*Data supplied:*
=-=-=

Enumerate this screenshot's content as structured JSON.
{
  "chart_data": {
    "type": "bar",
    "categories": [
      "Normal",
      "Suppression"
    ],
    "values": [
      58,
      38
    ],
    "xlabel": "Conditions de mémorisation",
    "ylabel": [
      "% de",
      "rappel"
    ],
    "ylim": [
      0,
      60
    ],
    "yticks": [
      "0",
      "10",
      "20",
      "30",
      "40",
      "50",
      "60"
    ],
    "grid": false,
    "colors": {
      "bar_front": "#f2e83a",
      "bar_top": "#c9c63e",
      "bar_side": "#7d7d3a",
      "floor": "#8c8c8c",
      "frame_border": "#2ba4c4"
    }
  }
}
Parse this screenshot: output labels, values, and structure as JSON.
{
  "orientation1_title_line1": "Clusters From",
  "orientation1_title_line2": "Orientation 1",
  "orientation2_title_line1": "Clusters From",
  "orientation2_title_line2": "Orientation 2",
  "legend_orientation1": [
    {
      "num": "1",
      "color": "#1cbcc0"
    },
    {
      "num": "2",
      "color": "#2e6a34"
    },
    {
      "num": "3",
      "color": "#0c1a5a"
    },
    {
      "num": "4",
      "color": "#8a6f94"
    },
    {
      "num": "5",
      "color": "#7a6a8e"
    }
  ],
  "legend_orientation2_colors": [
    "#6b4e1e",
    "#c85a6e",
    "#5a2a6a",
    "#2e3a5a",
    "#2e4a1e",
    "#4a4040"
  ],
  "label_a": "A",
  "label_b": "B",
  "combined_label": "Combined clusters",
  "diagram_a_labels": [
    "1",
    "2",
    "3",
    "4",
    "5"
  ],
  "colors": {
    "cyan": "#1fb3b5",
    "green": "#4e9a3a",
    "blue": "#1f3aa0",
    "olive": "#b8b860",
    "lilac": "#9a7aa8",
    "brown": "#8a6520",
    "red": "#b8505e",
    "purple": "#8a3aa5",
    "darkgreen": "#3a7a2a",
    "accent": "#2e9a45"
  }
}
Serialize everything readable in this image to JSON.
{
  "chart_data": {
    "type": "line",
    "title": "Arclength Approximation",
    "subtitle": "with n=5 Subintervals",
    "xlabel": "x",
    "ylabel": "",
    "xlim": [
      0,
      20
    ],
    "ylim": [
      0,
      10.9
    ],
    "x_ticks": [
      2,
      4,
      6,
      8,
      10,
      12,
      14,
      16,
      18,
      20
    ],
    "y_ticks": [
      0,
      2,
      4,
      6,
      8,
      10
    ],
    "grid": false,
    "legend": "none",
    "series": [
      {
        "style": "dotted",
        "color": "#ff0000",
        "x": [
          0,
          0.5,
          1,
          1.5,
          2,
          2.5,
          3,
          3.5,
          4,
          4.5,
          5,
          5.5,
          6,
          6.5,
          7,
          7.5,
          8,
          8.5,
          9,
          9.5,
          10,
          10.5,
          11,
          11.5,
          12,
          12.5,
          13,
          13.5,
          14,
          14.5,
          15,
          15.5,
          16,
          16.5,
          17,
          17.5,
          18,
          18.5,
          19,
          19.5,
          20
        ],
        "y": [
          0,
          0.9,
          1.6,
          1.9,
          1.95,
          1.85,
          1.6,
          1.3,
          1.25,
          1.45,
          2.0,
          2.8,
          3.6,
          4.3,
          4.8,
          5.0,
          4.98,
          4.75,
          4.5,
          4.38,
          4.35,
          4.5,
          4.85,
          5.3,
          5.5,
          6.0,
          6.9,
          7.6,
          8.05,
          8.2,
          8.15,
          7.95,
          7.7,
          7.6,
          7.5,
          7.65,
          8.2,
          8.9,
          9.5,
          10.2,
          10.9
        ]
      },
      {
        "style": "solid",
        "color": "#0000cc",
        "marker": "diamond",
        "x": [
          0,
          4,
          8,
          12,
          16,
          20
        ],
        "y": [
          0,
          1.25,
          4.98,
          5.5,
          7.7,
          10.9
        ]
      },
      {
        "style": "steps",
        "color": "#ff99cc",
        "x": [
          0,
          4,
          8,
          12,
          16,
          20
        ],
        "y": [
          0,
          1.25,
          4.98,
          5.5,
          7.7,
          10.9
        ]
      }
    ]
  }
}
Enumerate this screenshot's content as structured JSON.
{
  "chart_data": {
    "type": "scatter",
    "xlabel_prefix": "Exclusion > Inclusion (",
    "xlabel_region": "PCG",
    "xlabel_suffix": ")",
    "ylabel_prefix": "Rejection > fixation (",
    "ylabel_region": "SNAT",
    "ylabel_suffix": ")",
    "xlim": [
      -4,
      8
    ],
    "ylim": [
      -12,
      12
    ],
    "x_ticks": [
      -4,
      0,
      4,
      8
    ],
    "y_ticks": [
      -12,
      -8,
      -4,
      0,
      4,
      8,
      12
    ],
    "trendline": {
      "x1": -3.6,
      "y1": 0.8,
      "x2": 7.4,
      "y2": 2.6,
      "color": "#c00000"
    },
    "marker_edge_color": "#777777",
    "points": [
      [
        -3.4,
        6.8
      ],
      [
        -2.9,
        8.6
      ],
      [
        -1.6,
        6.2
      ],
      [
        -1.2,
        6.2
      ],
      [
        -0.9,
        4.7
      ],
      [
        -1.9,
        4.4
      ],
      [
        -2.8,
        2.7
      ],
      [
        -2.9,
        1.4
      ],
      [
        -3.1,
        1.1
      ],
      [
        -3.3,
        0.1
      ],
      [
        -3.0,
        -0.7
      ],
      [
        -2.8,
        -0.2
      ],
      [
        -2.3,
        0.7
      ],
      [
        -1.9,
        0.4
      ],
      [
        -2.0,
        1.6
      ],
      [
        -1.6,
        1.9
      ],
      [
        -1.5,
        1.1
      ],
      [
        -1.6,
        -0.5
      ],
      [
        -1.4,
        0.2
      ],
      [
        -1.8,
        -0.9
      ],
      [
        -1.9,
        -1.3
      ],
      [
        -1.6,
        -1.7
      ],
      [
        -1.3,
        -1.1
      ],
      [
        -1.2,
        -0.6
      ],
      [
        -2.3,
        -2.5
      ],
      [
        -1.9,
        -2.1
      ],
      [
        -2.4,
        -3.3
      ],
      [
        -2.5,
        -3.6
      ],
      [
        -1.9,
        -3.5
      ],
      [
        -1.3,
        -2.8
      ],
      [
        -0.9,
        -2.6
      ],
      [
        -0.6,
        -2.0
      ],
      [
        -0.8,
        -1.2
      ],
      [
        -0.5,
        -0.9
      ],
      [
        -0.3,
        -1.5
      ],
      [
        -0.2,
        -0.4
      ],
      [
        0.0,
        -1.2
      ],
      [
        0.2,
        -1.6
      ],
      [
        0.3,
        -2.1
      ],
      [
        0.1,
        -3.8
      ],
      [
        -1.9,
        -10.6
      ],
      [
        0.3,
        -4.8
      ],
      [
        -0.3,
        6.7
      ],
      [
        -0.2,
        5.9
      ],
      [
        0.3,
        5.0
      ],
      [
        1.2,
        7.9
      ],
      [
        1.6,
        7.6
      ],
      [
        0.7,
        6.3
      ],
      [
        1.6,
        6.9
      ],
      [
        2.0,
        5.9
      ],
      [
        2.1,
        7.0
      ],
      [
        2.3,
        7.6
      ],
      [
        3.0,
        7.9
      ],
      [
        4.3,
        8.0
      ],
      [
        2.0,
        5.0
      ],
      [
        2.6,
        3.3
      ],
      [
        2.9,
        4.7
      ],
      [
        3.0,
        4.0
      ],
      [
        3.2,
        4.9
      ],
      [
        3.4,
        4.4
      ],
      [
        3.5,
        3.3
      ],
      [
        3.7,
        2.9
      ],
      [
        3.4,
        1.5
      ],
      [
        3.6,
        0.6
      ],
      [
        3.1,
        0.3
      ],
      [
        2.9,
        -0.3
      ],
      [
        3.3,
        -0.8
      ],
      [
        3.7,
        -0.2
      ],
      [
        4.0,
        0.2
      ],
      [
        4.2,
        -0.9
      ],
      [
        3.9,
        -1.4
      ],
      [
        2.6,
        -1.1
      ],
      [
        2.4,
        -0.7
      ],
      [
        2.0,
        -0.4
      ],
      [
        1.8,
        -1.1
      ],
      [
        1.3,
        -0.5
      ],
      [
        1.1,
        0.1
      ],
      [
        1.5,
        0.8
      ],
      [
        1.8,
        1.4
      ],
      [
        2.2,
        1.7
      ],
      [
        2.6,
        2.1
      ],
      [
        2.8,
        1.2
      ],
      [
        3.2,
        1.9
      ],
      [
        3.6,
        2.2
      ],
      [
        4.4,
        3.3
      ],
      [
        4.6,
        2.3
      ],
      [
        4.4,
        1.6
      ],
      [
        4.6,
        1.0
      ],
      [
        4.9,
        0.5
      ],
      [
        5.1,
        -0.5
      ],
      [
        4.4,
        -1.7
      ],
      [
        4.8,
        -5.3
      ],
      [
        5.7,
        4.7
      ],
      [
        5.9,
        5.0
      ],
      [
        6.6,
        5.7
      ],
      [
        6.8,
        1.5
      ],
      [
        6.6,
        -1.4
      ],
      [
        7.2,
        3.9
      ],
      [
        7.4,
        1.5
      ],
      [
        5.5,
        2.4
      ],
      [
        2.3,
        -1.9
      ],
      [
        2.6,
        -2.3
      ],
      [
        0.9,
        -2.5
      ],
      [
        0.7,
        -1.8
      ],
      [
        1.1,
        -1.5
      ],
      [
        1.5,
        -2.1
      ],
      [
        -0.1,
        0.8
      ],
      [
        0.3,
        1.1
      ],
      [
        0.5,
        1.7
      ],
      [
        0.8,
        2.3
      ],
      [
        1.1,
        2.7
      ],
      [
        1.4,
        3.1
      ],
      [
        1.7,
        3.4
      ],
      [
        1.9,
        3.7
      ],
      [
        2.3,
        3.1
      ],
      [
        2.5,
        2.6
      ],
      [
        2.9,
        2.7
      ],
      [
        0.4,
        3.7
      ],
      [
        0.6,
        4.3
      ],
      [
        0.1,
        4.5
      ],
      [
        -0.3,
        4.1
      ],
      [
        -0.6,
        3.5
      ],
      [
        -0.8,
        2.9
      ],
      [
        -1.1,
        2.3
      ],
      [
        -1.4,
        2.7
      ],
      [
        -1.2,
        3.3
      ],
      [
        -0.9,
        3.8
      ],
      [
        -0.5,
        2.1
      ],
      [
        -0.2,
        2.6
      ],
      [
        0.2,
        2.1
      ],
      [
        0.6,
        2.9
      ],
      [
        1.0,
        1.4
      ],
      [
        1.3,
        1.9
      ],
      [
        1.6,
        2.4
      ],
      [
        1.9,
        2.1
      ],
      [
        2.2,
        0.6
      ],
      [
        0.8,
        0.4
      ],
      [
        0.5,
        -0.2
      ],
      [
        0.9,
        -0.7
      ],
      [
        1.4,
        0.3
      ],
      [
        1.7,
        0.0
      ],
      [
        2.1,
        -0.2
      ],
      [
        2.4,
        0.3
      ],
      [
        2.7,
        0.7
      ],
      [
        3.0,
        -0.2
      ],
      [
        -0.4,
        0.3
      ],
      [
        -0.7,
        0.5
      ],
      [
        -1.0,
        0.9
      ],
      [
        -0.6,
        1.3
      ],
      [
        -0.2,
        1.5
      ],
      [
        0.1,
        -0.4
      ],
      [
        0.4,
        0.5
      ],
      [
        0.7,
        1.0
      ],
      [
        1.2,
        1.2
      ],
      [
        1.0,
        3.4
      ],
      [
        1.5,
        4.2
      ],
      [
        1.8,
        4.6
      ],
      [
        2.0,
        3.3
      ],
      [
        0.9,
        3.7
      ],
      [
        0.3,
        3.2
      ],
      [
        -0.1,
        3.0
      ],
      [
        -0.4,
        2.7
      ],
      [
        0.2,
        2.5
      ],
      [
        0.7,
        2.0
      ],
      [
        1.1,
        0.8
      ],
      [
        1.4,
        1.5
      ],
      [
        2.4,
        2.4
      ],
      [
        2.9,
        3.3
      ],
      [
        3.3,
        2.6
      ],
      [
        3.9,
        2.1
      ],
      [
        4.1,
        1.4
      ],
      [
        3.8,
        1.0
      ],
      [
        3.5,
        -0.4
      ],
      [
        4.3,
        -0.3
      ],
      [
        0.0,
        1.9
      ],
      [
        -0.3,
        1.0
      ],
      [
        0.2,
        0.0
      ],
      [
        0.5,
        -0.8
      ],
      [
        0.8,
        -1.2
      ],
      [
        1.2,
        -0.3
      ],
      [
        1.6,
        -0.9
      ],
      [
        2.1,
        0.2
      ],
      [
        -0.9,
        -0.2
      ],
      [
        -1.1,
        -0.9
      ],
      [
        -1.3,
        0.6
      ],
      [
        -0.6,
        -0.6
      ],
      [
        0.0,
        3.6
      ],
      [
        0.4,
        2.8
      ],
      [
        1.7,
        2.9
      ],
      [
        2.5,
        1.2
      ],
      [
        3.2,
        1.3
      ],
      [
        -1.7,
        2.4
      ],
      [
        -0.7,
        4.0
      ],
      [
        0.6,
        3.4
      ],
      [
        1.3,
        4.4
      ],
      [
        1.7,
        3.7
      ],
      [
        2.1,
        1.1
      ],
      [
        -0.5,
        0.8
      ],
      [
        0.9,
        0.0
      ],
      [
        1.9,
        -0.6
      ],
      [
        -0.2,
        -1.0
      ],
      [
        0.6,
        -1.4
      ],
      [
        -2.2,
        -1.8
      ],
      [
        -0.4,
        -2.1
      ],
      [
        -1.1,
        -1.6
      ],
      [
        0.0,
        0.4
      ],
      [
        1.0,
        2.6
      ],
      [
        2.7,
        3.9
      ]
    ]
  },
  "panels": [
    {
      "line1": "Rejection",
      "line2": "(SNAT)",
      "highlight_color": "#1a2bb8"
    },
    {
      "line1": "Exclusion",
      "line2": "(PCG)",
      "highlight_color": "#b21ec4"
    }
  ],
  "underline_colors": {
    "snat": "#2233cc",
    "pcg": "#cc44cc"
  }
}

=-=-=

*Instructions for the task:* Only the number is wanted: how many lines contain the string "this"?

*Solution below:* 4